Quote every line as given.

* Begin *

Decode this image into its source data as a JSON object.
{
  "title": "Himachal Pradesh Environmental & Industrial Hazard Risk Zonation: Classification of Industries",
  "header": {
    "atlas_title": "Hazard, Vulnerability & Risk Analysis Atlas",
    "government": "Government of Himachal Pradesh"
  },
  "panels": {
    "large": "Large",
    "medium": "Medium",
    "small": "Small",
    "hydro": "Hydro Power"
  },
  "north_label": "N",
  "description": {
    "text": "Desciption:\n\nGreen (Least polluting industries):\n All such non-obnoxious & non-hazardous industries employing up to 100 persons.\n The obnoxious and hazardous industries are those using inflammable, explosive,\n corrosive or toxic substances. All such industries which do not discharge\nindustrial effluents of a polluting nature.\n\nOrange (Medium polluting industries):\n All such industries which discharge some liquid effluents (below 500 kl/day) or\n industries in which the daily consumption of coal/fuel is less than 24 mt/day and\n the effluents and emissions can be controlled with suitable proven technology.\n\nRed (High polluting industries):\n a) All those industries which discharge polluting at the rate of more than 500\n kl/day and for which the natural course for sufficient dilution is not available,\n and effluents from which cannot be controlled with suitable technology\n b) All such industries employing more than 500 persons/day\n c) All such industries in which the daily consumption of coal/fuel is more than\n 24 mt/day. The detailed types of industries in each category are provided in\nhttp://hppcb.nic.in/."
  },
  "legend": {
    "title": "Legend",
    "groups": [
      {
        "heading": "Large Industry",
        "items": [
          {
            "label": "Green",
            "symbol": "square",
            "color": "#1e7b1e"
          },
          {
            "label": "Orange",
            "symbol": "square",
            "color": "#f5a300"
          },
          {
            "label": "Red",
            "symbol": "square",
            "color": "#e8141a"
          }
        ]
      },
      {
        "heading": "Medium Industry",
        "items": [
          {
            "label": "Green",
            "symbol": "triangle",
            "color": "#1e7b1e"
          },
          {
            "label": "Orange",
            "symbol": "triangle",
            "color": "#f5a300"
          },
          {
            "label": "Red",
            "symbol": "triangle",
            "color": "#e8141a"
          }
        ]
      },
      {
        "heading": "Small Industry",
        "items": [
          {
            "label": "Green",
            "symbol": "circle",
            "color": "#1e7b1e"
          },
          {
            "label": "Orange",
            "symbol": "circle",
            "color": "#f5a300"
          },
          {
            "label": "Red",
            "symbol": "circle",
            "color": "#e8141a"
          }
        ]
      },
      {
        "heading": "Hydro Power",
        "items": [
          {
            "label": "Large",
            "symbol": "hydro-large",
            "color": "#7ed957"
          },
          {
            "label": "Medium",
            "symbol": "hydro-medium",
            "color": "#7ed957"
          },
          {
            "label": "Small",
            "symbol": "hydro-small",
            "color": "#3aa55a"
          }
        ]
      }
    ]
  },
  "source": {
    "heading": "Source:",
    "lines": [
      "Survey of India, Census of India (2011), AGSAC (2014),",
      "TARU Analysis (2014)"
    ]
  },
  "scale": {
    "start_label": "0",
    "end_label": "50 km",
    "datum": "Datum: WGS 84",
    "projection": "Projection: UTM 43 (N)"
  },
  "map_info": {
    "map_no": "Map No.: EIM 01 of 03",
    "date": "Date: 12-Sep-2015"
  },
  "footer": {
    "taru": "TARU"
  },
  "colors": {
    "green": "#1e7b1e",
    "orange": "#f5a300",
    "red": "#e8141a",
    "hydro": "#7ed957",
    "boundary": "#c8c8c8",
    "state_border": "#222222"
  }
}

* End *

▶ Complete response:
Decode this image into its source data as a JSON object.
{
  "title": "Himachal Pradesh Environmental & Industrial Hazard Risk Zonation: Classification of Industries",
  "header": {
    "atlas_title": "Hazard, Vulnerability & Risk Analysis Atlas",
    "government": "Government of Himachal Pradesh"
  },
  "panels": {
    "large": "Large",
    "medium": "Medium",
    "small": "Small",
    "hydro": "Hydro Power"
  },
  "north_label": "N",
  "description": {
    "text": "Desciption:\n\nGreen (Least polluting industries):\n All such non-obnoxious & non-hazardous industries employing up to 100 persons.\n The obnoxious and hazardous industries are those using inflammable, explosive,\n corrosive or toxic substances. All such industries which do not discharge\nindustrial effluents of a polluting nature.\n\nOrange (Medium polluting industries):\n All such industries which discharge some liquid effluents (below 500 kl/day) or\n industries in which the daily consumption of coal/fuel is less than 24 mt/day and\n the effluents and emissions can be controlled with suitable proven technology.\n\nRed (High polluting industries):\n a) All those industries which discharge polluting at the rate of more than 500\n kl/day and for which the natural course for sufficient dilution is not available,\n and effluents from which cannot be controlled with suitable technology\n b) All such industries employing more than 500 persons/day\n c) All such industries in which the daily consumption of coal/fuel is more than\n 24 mt/day. The detailed types of industries in each category are provided in\nhttp://hppcb.nic.in/."
  },
  "legend": {
    "title": "Legend",
    "groups": [
      {
        "heading": "Large Industry",
        "items": [
          {
            "label": "Green",
            "symbol": "square",
            "color": "#1e7b1e"
          },
          {
            "label": "Orange",
            "symbol": "square",
            "color": "#f5a300"
          },
          {
            "label": "Red",
            "symbol": "square",
            "color": "#e8141a"
          }
        ]
      },
      {
        "heading": "Medium Industry",
        "items": [
          {
            "label": "Green",
            "symbol": "triangle",
            "color": "#1e7b1e"
          },
          {
            "label": "Orange",
            "symbol": "triangle",
            "color": "#f5a300"
          },
          {
            "label": "Red",
            "symbol": "triangle",
            "color": "#e8141a"
          }
        ]
      },
      {
        "heading": "Small Industry",
        "items": [
          {
            "label": "Green",
            "symbol": "circle",
            "color": "#1e7b1e"
          },
          {
            "label": "Orange",
            "symbol": "circle",
            "color": "#f5a300"
          },
          {
            "label": "Red",
            "symbol": "circle",
            "color": "#e8141a"
          }
        ]
      },
      {
        "heading": "Hydro Power",
        "items": [
          {
            "label": "Large",
            "symbol": "hydro-large",
            "color": "#7ed957"
          },
          {
            "label": "Medium",
            "symbol": "hydro-medium",
            "color": "#7ed957"
          },
          {
            "label": "Small",
            "symbol": "hydro-small",
            "color": "#3aa55a"
          }
        ]
      }
    ]
  },
  "source": {
    "heading": "Source:",
    "lines": [
      "Survey of India, Census of India (2011), AGSAC (2014),",
      "TARU Analysis (2014)"
    ]
  },
  "scale": {
    "start_label": "0",
    "end_label": "50 km",
    "datum": "Datum: WGS 84",
    "projection": "Projection: UTM 43 (N)"
  },
  "map_info": {
    "map_no": "Map No.: EIM 01 of 03",
    "date": "Date: 12-Sep-2015"
  },
  "footer": {
    "taru": "TARU"
  },
  "colors": {
    "green": "#1e7b1e",
    "orange": "#f5a300",
    "red": "#e8141a",
    "hydro": "#7ed957",
    "boundary": "#c8c8c8",
    "state_border": "#222222"
  }
}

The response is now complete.